- _Dataset rows about figures_:
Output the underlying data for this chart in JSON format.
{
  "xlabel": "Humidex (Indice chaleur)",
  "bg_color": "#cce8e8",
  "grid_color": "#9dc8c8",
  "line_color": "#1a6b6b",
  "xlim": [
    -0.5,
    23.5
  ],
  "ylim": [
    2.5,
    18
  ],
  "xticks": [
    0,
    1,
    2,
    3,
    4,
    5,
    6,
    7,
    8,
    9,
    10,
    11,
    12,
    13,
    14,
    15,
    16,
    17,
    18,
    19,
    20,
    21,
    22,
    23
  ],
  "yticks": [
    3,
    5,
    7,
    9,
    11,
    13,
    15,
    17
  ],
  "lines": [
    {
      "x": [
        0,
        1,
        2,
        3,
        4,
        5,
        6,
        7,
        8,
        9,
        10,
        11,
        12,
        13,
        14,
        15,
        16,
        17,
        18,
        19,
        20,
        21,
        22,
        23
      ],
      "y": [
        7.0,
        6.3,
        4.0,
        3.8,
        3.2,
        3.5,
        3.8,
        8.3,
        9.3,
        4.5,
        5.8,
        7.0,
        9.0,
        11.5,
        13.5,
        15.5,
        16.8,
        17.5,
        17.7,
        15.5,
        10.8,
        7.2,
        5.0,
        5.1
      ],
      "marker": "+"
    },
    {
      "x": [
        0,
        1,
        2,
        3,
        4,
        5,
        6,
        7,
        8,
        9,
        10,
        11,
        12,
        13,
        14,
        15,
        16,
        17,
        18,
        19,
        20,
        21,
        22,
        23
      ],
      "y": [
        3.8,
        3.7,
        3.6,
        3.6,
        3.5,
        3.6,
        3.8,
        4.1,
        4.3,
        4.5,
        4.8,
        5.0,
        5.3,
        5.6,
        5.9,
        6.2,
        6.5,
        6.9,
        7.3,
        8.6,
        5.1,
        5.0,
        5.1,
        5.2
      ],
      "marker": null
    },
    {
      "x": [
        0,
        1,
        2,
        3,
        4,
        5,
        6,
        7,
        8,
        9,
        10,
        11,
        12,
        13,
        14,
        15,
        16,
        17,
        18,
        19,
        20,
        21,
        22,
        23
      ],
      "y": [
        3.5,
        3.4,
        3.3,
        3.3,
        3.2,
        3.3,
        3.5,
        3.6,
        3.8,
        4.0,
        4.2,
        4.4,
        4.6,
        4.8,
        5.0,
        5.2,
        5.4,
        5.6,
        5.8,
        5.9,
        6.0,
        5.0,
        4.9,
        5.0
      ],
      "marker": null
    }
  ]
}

- _WHAT IS NEEDED_: Give the complete listing a second time, exactly as it reads.

- _PROBLEM SOLUTION_:
Output the underlying data for this chart in JSON format.
{
  "xlabel": "Humidex (Indice chaleur)",
  "bg_color": "#cce8e8",
  "grid_color": "#9dc8c8",
  "line_color": "#1a6b6b",
  "xlim": [
    -0.5,
    23.5
  ],
  "ylim": [
    2.5,
    18
  ],
  "xticks": [
    0,
    1,
    2,
    3,
    4,
    5,
    6,
    7,
    8,
    9,
    10,
    11,
    12,
    13,
    14,
    15,
    16,
    17,
    18,
    19,
    20,
    21,
    22,
    23
  ],
  "yticks": [
    3,
    5,
    7,
    9,
    11,
    13,
    15,
    17
  ],
  "lines": [
    {
      "x": [
        0,
        1,
        2,
        3,
        4,
        5,
        6,
        7,
        8,
        9,
        10,
        11,
        12,
        13,
        14,
        15,
        16,
        17,
        18,
        19,
        20,
        21,
        22,
        23
      ],
      "y": [
        7.0,
        6.3,
        4.0,
        3.8,
        3.2,
        3.5,
        3.8,
        8.3,
        9.3,
        4.5,
        5.8,
        7.0,
        9.0,
        11.5,
        13.5,
        15.5,
        16.8,
        17.5,
        17.7,
        15.5,
        10.8,
        7.2,
        5.0,
        5.1
      ],
      "marker": "+"
    },
    {
      "x": [
        0,
        1,
        2,
        3,
        4,
        5,
        6,
        7,
        8,
        9,
        10,
        11,
        12,
        13,
        14,
        15,
        16,
        17,
        18,
        19,
        20,
        21,
        22,
        23
      ],
      "y": [
        3.8,
        3.7,
        3.6,
        3.6,
        3.5,
        3.6,
        3.8,
        4.1,
        4.3,
        4.5,
        4.8,
        5.0,
        5.3,
        5.6,
        5.9,
        6.2,
        6.5,
        6.9,
        7.3,
        8.6,
        5.1,
        5.0,
        5.1,
        5.2
      ],
      "marker": null
    },
    {
      "x": [
        0,
        1,
        2,
        3,
        4,
        5,
        6,
        7,
        8,
        9,
        10,
        11,
        12,
        13,
        14,
        15,
        16,
        17,
        18,
        19,
        20,
        21,
        22,
        23
      ],
      "y": [
        3.5,
        3.4,
        3.3,
        3.3,
        3.2,
        3.3,
        3.5,
        3.6,
        3.8,
        4.0,
        4.2,
        4.4,
        4.6,
        4.8,
        5.0,
        5.2,
        5.4,
        5.6,
        5.8,
        5.9,
        6.0,
        5.0,
        4.9,
        5.0
      ],
      "marker": null
    }
  ]
}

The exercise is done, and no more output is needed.